● **Given instruction**
Look through the data below. Show each line where the string "vyberte" occurs.

▽

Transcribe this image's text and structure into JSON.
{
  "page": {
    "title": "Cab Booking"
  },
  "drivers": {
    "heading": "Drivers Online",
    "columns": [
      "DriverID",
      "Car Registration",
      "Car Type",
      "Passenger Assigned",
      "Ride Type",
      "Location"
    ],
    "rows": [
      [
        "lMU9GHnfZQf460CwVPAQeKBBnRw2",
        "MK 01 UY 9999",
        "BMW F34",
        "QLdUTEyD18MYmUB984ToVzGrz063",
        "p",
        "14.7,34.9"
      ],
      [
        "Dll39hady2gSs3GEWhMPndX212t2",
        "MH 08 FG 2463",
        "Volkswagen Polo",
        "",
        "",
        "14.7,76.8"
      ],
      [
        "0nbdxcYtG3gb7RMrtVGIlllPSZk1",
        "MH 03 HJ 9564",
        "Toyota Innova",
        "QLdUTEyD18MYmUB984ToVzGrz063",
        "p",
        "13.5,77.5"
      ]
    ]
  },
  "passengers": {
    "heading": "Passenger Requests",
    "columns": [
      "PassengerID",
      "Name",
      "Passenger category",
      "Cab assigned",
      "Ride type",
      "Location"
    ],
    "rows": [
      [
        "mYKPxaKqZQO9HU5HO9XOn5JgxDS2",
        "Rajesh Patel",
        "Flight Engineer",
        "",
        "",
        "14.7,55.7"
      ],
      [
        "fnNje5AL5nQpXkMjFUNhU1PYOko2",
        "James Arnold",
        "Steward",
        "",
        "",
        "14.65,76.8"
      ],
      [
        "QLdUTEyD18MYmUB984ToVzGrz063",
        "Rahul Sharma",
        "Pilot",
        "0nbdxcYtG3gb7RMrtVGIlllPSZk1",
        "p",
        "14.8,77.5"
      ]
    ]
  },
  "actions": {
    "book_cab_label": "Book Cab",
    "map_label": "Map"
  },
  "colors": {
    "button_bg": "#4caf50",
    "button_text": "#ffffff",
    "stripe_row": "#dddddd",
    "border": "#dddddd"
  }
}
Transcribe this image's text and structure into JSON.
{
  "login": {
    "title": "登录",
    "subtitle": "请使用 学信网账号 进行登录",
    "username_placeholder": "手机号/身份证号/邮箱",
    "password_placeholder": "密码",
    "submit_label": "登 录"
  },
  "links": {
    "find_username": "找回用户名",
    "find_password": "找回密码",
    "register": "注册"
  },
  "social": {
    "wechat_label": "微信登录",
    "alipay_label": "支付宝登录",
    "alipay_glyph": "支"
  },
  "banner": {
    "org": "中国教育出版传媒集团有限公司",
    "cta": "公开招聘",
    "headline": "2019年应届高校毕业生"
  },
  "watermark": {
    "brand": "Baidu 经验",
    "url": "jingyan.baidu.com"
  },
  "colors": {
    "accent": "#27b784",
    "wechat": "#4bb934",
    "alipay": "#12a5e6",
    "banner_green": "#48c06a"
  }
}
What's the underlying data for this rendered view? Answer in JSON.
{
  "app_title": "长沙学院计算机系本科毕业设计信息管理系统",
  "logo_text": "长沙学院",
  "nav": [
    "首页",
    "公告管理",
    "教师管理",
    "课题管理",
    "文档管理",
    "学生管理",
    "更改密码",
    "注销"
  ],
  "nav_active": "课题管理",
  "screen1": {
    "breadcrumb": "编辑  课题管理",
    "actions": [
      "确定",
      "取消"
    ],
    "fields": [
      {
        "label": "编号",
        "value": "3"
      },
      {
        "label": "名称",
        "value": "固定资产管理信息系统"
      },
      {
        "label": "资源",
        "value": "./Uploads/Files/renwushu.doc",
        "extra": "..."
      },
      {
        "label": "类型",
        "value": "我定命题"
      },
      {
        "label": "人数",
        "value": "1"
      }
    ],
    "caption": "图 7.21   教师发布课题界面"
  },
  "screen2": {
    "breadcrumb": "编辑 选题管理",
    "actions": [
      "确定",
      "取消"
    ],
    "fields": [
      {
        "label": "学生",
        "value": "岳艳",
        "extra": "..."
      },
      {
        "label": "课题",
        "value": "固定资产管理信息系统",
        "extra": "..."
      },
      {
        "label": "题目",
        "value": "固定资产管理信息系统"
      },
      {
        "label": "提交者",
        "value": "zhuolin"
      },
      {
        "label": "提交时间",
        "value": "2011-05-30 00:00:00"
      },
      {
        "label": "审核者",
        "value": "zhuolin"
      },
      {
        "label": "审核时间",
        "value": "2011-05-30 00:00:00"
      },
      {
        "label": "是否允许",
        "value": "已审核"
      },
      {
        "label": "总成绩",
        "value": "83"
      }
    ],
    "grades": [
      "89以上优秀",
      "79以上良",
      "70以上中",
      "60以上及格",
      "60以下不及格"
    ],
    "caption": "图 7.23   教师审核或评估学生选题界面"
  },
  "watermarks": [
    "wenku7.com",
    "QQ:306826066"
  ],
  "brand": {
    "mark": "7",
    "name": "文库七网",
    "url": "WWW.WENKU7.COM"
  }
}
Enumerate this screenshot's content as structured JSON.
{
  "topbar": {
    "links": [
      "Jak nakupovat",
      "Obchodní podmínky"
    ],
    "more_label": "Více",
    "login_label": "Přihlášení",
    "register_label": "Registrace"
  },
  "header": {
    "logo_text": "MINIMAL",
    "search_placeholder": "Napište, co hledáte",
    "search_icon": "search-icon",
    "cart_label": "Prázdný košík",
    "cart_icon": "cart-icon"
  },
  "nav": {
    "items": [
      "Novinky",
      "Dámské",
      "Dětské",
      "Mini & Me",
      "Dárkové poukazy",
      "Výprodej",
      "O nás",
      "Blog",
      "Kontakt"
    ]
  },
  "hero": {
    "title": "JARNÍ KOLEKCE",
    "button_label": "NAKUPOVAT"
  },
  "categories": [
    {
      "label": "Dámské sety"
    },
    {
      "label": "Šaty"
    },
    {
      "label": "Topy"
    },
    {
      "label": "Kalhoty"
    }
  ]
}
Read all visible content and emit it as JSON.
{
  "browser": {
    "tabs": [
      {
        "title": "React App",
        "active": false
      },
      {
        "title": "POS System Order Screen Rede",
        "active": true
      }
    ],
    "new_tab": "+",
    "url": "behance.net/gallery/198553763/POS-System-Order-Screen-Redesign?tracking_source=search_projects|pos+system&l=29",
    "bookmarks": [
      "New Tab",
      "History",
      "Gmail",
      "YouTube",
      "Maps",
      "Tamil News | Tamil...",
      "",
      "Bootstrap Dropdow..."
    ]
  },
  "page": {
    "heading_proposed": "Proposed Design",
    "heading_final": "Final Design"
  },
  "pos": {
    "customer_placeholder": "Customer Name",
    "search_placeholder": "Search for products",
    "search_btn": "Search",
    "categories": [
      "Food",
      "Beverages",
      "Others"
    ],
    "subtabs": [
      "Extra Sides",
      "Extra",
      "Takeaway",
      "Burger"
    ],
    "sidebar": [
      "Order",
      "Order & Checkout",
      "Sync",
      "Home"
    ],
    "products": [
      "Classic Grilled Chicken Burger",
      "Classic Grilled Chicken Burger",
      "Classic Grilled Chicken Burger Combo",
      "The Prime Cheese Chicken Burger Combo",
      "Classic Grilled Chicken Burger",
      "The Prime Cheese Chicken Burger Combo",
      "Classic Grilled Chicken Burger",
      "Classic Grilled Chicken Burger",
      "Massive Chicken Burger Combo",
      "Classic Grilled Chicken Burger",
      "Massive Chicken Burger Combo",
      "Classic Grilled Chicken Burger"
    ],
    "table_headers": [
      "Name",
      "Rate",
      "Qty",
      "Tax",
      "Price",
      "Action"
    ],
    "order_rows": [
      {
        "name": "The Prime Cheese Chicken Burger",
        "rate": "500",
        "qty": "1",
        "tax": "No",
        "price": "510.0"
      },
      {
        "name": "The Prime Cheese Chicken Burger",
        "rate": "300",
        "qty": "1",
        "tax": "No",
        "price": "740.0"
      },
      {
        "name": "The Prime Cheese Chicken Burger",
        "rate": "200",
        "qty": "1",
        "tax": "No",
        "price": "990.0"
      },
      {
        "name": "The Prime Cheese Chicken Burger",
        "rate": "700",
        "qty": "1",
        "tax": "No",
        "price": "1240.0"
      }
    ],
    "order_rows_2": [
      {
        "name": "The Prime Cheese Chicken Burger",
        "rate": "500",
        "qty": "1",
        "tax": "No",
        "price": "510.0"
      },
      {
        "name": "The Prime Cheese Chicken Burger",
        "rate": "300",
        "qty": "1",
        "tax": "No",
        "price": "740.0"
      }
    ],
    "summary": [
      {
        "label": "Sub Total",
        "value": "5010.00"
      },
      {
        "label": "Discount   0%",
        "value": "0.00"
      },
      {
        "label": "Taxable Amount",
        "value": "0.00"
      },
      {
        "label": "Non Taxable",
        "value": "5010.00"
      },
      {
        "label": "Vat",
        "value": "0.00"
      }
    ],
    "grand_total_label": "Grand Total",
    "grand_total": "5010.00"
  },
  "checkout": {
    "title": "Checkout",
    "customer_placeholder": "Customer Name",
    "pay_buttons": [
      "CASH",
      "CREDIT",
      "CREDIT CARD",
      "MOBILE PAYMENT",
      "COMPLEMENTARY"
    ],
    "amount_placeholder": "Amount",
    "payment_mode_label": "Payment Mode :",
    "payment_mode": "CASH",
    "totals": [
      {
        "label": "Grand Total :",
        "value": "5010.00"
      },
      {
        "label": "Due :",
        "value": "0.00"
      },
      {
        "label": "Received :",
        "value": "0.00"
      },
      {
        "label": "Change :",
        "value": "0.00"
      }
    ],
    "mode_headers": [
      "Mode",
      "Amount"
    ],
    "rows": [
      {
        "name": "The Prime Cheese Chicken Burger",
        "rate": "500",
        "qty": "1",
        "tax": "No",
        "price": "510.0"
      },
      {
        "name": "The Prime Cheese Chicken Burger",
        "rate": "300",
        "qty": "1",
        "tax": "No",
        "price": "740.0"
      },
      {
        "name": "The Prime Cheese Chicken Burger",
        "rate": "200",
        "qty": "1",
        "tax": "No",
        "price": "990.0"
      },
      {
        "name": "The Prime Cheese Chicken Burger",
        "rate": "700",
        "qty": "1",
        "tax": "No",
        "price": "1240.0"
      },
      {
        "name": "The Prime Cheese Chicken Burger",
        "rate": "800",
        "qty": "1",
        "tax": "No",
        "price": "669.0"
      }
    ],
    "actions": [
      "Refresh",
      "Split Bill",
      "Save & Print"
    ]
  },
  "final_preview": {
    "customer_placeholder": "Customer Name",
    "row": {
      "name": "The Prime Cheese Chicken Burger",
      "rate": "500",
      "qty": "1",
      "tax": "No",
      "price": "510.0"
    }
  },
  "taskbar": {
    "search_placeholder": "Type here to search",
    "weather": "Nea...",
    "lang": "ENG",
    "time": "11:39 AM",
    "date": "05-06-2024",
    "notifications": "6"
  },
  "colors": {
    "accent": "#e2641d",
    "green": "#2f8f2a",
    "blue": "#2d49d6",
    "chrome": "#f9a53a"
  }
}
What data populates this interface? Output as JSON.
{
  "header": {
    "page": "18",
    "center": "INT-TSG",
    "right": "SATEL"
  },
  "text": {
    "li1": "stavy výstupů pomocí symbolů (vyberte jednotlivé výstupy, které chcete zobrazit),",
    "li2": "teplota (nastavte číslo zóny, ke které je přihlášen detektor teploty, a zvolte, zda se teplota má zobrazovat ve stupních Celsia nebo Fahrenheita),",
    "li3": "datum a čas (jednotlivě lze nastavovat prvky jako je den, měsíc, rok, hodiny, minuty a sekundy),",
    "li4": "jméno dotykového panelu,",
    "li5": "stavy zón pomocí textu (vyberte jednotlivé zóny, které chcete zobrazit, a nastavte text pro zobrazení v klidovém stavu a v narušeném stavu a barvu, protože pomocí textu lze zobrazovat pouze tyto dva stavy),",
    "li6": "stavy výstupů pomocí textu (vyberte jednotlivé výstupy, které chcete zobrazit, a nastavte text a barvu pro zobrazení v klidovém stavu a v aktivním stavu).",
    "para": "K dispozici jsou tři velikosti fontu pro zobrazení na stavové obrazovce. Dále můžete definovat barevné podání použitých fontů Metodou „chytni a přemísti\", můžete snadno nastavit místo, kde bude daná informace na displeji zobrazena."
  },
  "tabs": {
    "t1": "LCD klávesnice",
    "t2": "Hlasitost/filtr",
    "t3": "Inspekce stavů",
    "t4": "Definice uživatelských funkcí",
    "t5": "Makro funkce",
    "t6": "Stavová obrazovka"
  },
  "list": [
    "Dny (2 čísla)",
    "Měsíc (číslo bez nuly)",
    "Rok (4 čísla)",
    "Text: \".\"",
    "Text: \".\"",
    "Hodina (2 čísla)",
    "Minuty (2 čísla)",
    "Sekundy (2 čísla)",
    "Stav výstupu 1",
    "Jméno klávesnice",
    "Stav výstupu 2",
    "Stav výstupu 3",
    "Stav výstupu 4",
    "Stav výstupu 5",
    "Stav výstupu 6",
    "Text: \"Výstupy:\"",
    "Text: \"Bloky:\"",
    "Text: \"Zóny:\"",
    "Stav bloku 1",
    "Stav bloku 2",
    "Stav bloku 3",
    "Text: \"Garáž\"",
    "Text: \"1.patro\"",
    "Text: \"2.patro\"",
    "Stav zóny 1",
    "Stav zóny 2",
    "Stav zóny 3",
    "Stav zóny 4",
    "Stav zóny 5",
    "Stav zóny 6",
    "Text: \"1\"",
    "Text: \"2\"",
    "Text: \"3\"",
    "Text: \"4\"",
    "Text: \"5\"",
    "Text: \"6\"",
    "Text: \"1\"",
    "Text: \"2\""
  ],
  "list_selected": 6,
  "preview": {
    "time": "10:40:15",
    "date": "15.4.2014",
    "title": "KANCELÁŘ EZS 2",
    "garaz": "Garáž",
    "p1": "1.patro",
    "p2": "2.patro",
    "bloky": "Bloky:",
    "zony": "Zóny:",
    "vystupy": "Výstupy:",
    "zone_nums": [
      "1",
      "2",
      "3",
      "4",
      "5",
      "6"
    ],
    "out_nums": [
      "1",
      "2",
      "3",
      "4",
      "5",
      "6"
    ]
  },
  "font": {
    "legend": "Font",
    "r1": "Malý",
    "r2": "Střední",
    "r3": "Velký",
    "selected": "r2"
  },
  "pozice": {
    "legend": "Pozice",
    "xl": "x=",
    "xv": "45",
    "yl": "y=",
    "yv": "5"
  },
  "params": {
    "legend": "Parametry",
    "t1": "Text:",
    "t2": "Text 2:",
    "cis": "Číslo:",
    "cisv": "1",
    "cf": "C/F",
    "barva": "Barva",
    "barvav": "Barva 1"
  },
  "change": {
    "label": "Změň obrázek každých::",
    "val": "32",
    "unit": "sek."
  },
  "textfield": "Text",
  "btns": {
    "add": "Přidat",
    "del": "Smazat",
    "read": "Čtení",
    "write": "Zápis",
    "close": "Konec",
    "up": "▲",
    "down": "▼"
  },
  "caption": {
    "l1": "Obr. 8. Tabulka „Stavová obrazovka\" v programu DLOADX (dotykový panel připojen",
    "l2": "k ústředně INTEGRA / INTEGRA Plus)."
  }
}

△

● **Solved problem**
    "li1": "stavy výstupů pomocí symbolů (vyberte jednotlivé výstupy, které chcete zobrazit),",
    "li5": "stavy zón pomocí textu (vyberte jednotlivé zóny, které chcete zobrazit, a nastavte text pro zobrazení v klidovém stavu a v narušeném stavu a barvu, protože pomocí textu lze zobrazovat pouze tyto dva stavy),",
    "li6": "stavy výstupů pomocí textu (vyberte jednotlivé výstupy, které chcete zobrazit, a nastavte text a barvu pro zobrazení v klidovém stavu a v aktivním stavu).",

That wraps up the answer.